=== DATA FOR THIS EXERCISE ===
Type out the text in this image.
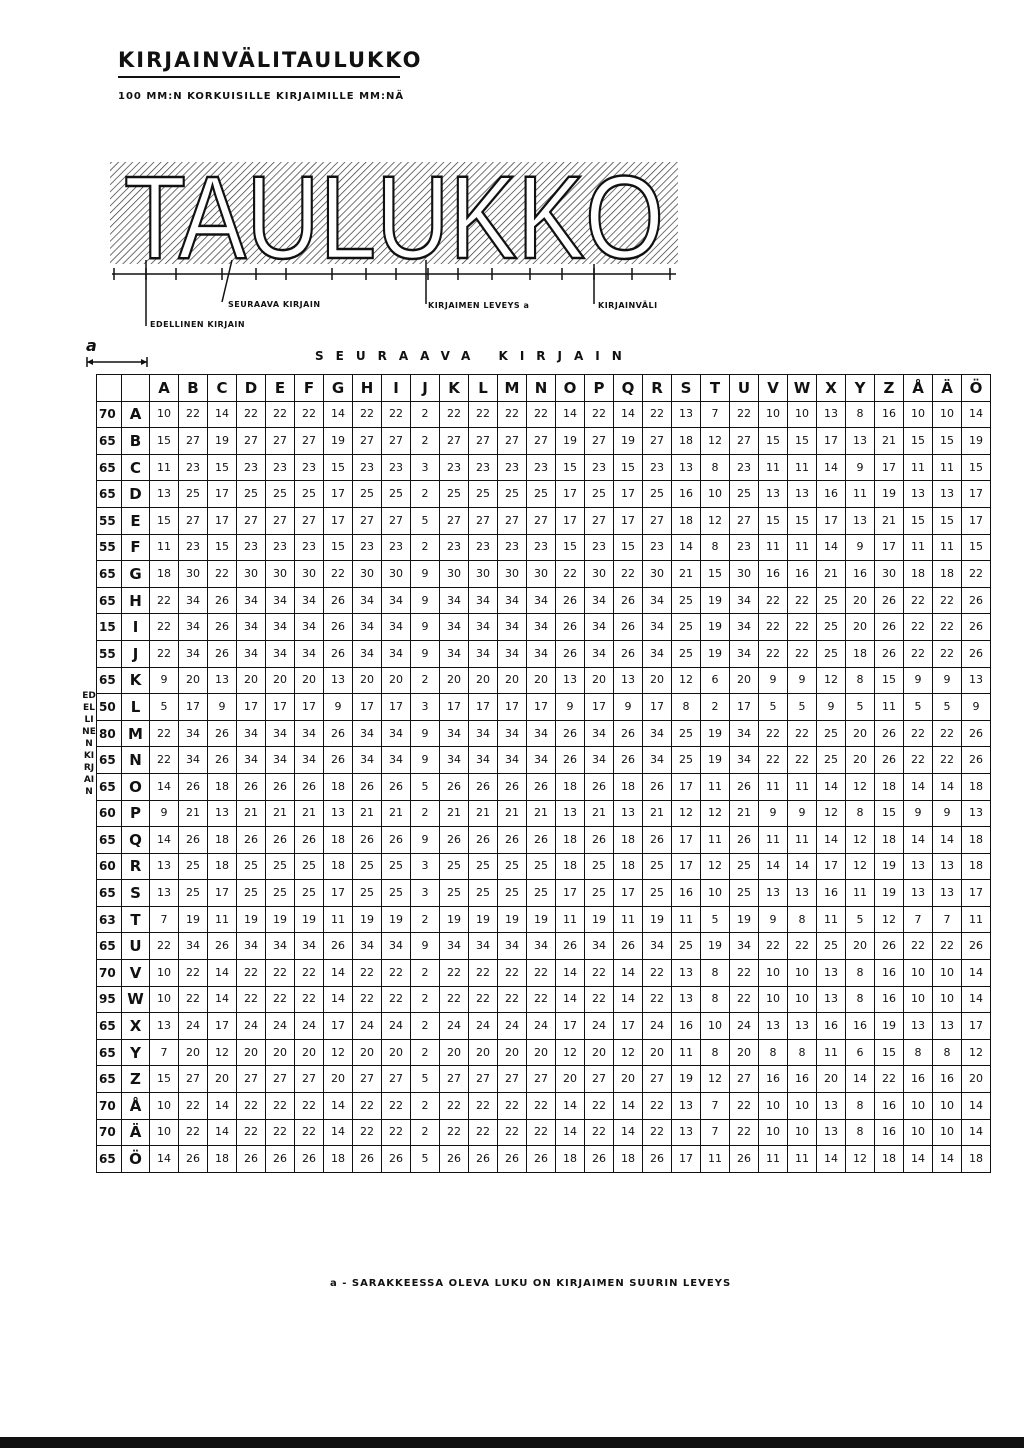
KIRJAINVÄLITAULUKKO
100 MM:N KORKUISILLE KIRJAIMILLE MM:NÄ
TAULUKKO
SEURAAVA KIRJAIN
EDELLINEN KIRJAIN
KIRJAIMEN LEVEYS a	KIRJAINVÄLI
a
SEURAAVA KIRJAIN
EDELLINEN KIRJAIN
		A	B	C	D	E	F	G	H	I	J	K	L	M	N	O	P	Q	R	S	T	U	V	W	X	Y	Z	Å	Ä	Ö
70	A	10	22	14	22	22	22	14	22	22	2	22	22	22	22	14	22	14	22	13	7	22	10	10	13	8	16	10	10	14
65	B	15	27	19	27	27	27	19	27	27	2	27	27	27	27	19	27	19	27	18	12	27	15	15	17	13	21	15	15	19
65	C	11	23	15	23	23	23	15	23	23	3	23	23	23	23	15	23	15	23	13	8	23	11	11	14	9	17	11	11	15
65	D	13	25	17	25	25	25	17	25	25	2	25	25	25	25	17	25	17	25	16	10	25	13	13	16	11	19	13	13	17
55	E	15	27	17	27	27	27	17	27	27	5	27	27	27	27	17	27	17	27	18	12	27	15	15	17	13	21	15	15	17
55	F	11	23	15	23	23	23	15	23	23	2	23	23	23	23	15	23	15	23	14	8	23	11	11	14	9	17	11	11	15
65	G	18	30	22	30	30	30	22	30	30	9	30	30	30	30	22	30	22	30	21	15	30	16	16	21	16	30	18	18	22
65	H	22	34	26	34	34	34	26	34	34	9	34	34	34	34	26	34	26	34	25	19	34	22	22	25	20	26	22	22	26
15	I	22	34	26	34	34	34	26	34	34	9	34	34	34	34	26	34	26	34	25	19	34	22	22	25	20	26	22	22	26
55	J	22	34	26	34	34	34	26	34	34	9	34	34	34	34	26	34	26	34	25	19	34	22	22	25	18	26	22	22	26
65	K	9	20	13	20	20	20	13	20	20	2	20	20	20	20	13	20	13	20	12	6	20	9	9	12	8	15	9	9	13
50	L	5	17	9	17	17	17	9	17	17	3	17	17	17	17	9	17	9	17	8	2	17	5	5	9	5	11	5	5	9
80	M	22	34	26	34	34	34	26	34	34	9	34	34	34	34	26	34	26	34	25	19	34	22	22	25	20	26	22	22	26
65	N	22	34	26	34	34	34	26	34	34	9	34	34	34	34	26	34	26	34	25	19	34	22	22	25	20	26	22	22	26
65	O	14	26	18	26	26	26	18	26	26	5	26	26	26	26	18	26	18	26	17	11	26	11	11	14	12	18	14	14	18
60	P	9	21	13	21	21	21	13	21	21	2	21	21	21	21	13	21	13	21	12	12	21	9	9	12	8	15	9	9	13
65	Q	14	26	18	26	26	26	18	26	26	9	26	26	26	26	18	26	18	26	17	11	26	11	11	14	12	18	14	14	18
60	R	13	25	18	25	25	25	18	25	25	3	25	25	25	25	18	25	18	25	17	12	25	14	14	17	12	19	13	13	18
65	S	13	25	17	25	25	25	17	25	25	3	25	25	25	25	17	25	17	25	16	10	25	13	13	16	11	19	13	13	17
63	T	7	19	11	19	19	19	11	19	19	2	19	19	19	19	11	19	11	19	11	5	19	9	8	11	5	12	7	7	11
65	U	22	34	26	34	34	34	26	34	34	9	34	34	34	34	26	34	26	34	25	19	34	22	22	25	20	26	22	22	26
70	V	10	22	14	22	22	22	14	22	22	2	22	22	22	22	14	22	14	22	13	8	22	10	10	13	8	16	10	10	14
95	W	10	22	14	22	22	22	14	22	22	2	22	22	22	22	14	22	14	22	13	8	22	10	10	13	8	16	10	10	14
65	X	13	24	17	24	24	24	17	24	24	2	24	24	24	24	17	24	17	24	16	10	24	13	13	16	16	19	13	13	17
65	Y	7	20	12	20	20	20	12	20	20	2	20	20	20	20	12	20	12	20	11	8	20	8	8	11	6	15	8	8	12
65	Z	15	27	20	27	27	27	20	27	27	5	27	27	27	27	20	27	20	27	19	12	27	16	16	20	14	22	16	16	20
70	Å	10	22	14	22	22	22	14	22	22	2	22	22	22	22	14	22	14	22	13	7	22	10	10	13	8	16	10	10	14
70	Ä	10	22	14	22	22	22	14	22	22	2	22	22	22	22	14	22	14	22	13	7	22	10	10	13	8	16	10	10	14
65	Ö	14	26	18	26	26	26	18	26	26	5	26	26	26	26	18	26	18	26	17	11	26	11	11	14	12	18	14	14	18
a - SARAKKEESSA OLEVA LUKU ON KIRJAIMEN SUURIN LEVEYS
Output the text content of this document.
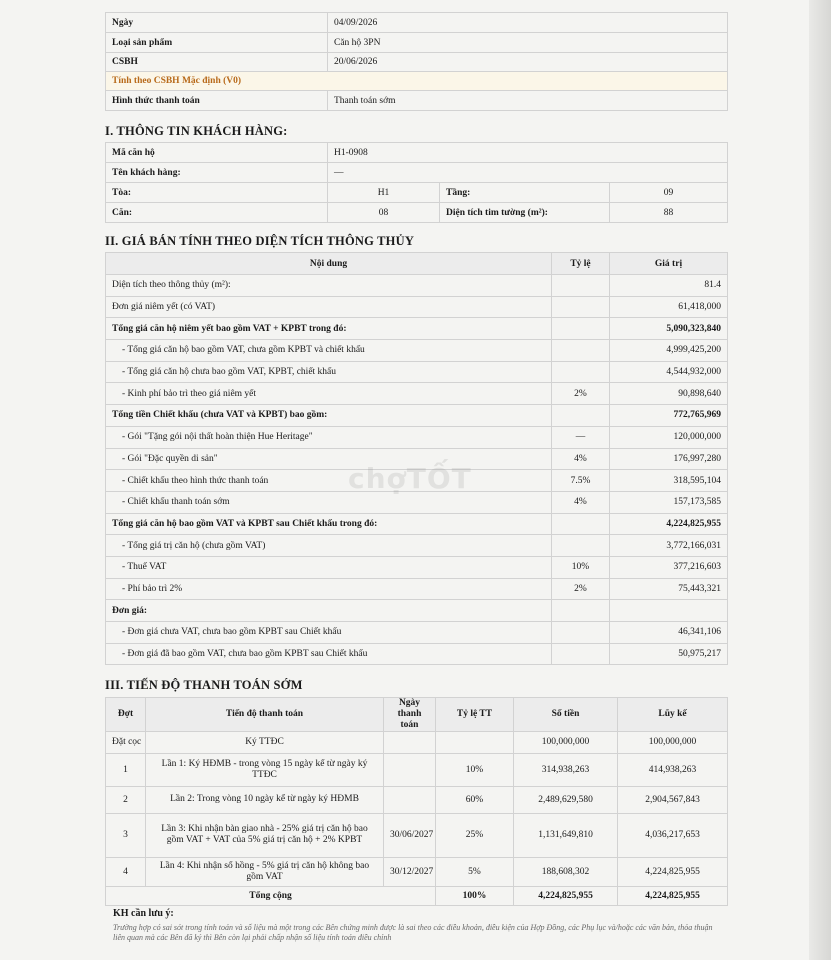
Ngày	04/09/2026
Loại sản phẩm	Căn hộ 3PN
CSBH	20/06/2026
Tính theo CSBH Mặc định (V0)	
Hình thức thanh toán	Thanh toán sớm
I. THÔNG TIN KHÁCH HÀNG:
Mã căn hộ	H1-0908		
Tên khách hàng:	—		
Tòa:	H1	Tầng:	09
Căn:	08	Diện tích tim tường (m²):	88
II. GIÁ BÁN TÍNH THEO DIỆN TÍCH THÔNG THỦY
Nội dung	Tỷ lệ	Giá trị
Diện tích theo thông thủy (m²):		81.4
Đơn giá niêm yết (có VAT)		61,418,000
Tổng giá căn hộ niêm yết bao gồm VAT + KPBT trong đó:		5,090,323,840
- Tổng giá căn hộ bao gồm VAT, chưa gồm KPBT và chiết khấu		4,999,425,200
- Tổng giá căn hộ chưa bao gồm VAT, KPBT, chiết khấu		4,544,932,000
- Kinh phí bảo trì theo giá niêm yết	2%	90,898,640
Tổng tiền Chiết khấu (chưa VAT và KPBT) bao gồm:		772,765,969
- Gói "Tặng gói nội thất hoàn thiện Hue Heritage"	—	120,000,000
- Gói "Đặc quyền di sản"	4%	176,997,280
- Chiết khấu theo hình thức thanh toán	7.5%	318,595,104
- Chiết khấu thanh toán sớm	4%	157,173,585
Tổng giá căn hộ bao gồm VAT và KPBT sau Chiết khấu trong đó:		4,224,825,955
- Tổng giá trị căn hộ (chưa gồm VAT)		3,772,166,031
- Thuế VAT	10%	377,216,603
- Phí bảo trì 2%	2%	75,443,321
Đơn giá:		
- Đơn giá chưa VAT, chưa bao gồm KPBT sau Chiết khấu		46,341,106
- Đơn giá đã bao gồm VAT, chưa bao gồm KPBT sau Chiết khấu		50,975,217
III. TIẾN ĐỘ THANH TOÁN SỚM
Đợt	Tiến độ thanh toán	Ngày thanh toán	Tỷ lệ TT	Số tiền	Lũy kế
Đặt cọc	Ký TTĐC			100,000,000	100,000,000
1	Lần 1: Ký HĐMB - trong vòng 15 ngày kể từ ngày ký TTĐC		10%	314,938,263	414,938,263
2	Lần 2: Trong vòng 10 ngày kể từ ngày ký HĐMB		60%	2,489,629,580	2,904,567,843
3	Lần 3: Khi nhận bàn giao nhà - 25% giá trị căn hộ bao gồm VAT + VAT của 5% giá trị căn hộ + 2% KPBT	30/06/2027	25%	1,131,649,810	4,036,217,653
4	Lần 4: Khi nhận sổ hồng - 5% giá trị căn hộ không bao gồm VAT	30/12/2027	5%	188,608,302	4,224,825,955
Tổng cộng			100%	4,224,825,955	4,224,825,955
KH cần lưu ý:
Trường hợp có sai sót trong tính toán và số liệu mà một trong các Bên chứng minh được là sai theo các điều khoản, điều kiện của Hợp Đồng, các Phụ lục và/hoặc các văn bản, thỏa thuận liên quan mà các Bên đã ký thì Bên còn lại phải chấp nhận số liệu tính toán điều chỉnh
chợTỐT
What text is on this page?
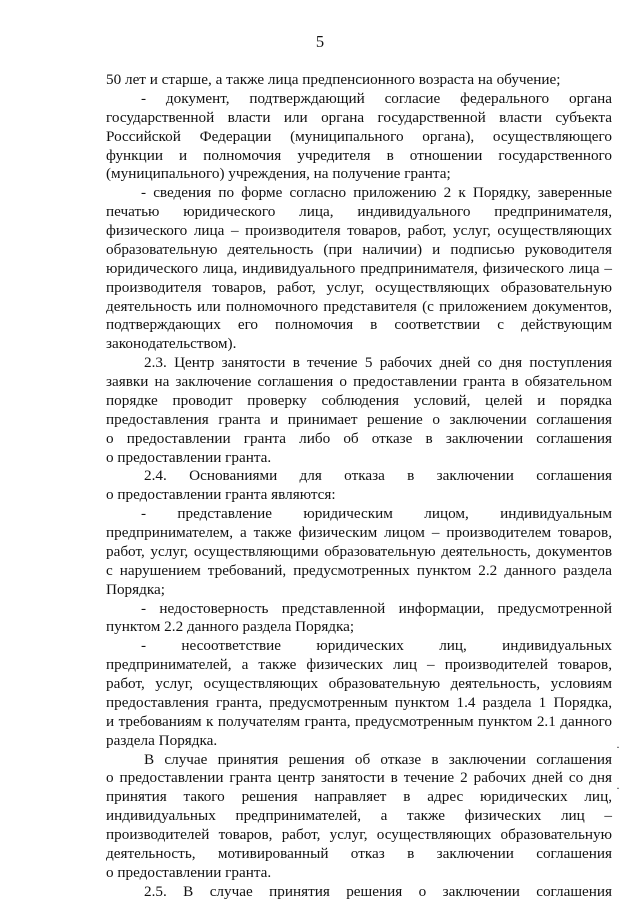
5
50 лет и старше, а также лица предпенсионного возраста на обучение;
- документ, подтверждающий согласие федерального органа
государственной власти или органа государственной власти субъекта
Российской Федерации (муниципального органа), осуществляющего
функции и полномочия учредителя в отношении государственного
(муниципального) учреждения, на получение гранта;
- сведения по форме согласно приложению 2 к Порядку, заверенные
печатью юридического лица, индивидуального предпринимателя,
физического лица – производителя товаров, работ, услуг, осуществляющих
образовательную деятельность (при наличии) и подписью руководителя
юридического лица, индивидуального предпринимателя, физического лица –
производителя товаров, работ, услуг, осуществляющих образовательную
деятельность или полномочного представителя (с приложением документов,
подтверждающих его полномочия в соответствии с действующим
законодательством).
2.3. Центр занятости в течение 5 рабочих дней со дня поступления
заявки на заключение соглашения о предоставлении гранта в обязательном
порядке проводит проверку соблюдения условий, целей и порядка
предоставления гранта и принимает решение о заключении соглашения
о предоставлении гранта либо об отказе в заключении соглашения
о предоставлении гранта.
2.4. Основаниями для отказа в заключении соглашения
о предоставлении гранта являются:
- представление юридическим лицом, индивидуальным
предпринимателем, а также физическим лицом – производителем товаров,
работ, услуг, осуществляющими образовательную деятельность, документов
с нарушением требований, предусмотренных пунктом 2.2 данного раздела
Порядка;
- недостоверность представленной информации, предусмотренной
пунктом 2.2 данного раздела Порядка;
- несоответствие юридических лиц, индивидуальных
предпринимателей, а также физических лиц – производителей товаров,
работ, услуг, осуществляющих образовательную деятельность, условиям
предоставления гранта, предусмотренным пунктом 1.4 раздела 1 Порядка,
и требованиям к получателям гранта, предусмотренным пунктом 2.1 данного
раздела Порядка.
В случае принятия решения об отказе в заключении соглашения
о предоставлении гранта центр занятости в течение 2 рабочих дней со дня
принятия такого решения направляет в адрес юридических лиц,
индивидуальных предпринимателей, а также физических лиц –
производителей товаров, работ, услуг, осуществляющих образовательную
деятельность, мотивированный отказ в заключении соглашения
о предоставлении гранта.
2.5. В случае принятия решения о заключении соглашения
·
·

=== SET EXERCISE ===
Tell how many lines of the material above hold "предпринимателей", answering with a bare number.

=== TASK SOLUTION ===
2